■ Written task: For every line in the records that has the word "which", make a copy.
==== The data ====
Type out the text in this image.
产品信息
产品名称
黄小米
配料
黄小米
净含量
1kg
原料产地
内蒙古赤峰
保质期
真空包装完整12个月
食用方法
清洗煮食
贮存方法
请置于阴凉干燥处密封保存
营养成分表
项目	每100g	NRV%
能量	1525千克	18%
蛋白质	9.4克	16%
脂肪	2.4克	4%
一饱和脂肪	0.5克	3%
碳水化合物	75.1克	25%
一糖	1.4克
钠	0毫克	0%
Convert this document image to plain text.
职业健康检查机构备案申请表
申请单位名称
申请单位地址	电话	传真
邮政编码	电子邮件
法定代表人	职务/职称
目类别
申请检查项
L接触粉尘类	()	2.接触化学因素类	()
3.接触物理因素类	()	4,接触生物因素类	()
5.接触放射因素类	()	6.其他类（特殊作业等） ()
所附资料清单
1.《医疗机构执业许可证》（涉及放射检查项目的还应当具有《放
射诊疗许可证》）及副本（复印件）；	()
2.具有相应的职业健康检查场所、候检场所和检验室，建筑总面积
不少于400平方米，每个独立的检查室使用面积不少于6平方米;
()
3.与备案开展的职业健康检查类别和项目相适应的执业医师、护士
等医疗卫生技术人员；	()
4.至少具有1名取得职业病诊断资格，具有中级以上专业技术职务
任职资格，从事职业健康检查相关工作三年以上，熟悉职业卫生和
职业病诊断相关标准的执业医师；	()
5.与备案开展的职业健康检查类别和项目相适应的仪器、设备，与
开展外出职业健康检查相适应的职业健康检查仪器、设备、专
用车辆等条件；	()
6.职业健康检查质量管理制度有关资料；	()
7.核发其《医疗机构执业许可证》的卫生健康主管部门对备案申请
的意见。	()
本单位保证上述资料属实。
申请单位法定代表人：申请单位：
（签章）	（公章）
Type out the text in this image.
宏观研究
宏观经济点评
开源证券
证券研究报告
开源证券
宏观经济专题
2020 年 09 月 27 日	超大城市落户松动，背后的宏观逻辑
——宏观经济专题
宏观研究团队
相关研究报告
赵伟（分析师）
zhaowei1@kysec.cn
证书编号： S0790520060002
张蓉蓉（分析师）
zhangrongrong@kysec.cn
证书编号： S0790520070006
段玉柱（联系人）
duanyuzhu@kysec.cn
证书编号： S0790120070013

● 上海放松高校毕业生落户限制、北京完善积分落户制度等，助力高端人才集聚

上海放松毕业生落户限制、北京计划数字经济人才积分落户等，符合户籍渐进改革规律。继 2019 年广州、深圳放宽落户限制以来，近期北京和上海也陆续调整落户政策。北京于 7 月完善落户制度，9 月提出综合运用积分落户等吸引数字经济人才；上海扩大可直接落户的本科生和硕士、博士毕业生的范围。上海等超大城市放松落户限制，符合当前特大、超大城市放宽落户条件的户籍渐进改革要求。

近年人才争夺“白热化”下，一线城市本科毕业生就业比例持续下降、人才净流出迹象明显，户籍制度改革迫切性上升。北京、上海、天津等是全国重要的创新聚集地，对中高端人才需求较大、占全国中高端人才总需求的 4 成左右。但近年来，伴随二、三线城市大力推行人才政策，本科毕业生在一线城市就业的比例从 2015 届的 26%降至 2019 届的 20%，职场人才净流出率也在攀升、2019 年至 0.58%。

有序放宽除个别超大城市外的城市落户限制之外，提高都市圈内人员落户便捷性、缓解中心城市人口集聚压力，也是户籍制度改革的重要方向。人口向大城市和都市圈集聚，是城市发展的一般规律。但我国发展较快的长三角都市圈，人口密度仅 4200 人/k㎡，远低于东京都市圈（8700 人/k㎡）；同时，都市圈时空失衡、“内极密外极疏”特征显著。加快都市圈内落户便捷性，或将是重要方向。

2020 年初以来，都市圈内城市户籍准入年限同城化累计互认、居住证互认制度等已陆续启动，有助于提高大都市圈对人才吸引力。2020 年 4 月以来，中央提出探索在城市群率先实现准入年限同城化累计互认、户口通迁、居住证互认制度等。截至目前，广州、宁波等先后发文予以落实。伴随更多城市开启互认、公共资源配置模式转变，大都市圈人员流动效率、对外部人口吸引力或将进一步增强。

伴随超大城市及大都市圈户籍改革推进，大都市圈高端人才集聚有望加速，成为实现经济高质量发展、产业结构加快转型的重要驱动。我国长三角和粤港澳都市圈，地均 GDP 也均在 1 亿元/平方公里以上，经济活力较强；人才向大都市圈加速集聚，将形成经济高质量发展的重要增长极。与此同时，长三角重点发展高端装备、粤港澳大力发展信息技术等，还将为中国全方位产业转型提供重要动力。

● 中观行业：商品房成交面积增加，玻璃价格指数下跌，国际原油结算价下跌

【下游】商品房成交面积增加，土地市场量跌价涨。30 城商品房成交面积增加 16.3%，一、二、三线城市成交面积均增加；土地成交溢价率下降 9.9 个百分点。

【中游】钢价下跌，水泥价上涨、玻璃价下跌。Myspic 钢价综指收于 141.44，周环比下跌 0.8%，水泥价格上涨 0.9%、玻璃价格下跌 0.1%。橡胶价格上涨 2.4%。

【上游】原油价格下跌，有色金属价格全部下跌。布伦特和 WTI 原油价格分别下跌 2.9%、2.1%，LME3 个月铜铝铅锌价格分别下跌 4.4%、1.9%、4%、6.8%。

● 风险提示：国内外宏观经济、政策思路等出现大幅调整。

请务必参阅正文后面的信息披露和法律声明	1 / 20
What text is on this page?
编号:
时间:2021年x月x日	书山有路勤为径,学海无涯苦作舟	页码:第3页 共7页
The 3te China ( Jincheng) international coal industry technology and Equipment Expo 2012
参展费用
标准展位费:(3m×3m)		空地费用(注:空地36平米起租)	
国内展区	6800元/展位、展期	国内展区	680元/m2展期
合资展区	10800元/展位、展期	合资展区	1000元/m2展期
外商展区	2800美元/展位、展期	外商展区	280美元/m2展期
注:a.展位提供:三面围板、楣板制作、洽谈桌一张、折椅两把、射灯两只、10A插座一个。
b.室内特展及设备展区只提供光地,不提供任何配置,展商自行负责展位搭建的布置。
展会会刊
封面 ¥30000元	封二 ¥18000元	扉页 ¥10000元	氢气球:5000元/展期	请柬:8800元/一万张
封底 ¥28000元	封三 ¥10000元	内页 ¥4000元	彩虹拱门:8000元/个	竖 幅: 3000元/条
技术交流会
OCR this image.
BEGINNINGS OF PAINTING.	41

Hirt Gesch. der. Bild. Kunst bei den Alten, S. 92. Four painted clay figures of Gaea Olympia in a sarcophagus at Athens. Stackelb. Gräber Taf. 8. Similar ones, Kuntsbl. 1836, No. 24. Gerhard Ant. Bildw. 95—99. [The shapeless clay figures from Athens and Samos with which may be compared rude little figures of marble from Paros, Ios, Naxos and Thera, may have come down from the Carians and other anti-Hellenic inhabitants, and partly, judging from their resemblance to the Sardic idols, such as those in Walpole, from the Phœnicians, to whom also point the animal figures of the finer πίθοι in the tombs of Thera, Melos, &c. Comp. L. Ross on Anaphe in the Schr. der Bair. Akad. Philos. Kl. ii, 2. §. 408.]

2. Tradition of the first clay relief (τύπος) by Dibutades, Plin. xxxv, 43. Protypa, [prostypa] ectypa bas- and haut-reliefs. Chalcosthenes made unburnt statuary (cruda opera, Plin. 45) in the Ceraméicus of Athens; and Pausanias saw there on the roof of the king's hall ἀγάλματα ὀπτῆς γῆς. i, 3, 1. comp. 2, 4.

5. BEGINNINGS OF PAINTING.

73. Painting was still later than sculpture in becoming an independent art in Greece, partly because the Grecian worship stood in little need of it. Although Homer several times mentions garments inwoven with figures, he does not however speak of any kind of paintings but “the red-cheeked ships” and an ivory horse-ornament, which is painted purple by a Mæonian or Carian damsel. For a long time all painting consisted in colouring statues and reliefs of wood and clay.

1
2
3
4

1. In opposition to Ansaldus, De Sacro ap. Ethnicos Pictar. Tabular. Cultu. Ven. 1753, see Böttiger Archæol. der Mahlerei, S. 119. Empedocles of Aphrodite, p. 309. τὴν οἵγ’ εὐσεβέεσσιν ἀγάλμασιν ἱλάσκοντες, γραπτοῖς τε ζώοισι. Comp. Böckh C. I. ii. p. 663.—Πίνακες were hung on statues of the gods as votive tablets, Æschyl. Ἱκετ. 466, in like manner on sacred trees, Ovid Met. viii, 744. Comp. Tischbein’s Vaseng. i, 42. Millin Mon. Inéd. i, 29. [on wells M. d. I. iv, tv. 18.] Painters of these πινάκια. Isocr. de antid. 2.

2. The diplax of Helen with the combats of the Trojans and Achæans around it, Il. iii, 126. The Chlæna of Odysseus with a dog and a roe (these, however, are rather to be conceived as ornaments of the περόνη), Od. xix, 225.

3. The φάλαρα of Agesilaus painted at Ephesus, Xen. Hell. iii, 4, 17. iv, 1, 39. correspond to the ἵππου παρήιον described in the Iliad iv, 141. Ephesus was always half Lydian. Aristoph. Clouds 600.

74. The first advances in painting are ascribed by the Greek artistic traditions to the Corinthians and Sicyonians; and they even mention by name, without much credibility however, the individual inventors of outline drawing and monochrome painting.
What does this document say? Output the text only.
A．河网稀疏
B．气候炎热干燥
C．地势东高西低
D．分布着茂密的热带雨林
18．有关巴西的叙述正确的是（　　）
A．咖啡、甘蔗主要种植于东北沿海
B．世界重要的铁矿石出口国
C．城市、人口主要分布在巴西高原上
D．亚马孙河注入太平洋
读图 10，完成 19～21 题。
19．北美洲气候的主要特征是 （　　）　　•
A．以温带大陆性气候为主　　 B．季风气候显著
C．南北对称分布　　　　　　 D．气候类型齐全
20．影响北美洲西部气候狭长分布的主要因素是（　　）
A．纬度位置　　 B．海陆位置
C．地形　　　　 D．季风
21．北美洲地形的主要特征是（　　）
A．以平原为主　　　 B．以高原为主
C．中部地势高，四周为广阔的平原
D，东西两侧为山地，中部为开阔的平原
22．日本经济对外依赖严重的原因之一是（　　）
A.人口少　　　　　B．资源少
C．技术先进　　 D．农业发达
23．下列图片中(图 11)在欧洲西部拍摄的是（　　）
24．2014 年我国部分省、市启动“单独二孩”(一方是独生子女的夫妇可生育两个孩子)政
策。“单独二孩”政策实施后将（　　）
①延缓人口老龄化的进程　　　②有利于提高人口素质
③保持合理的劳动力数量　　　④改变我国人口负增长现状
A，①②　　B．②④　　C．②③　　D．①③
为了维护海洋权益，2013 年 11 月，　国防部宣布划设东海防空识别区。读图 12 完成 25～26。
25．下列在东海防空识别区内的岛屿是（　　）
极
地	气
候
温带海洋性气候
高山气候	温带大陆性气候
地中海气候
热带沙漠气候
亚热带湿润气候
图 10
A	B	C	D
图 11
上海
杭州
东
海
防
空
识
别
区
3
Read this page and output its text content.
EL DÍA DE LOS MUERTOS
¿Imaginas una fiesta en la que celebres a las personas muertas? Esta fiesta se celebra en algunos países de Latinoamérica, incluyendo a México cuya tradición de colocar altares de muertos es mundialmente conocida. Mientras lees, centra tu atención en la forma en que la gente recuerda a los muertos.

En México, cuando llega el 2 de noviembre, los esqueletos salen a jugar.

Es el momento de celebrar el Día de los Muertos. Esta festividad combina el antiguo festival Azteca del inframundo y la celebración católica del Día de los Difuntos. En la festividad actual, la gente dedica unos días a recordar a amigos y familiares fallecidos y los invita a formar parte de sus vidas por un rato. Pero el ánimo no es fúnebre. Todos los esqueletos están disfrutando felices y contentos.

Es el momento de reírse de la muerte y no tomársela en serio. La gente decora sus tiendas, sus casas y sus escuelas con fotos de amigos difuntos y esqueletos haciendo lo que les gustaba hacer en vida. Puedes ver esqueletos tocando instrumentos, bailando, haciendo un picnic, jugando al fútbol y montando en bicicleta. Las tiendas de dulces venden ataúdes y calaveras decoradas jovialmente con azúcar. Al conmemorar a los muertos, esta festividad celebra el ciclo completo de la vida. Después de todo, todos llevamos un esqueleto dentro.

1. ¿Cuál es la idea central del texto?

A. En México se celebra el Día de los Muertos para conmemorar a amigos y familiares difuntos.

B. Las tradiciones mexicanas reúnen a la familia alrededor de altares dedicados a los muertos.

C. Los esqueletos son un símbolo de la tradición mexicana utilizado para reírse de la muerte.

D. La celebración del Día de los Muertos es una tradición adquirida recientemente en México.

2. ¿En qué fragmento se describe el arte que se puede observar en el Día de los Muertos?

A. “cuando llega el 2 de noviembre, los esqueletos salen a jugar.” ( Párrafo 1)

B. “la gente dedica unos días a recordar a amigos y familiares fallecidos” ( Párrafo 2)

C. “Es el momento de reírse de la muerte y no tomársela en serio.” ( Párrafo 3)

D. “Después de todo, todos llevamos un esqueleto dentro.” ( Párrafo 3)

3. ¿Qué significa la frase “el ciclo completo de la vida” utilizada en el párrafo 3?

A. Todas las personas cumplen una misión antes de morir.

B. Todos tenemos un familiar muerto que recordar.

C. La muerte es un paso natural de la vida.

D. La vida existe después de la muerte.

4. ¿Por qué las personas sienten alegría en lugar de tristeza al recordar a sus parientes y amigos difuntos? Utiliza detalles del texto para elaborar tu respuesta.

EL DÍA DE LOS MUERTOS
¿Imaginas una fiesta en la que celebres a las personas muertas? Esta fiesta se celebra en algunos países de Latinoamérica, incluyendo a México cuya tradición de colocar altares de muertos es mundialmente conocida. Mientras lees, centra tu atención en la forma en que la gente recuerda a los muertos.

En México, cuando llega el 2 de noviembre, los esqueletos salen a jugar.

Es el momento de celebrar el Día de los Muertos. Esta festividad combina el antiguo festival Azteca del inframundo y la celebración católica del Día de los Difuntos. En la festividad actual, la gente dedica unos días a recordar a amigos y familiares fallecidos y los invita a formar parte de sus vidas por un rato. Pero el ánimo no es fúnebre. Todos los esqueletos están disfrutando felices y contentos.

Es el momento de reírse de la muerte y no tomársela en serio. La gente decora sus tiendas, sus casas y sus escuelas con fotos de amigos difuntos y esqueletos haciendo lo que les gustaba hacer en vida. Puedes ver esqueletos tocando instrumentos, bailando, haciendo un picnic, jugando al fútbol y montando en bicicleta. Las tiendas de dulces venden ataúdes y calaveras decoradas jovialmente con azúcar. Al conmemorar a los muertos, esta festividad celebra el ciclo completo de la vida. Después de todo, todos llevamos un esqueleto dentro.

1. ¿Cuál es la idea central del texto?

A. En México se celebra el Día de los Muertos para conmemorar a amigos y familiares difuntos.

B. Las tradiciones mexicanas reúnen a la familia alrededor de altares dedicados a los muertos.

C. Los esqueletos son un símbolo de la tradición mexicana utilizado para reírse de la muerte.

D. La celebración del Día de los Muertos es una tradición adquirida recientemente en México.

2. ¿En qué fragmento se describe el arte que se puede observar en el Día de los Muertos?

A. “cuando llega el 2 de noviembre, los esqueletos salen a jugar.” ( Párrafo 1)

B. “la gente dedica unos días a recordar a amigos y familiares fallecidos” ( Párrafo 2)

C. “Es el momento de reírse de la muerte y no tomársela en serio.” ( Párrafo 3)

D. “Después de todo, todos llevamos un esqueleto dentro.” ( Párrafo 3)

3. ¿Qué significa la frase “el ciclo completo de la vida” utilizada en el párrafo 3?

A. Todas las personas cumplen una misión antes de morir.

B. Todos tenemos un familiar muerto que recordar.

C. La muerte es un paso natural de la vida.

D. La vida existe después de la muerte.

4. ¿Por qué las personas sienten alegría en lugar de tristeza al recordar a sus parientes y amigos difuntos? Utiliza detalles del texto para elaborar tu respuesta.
====
■ Output below:
Hirt Gesch. der. Bild. Kunst bei den Alten, S. 92. Four painted clay figures of Gaea Olympia in a sarcophagus at Athens. Stackelb. Gräber Taf. 8. Similar ones, Kuntsbl. 1836, No. 24. Gerhard Ant. Bildw. 95—99. [The shapeless clay figures from Athens and Samos with which may be compared rude little figures of marble from Paros, Ios, Naxos and Thera, may have come down from the Carians and other anti-Hellenic inhabitants, and partly, judging from their resemblance to the Sardic idols, such as those in Walpole, from the Phœnicians, to whom also point the animal figures of the finer πίθοι in the tombs of Thera, Melos, &c. Comp. L. Ross on Anaphe in the Schr. der Bair. Akad. Philos. Kl. ii, 2. §. 408.]
73. Painting was still later than sculpture in becoming an independent art in Greece, partly because the Grecian worship stood in little need of it. Although Homer several times mentions garments inwoven with figures, he does not however speak of any kind of paintings but “the red-cheeked ships” and an ivory horse-ornament, which is painted purple by a Mæonian or Carian damsel. For a long time all painting consisted in colouring statues and reliefs of wood and clay.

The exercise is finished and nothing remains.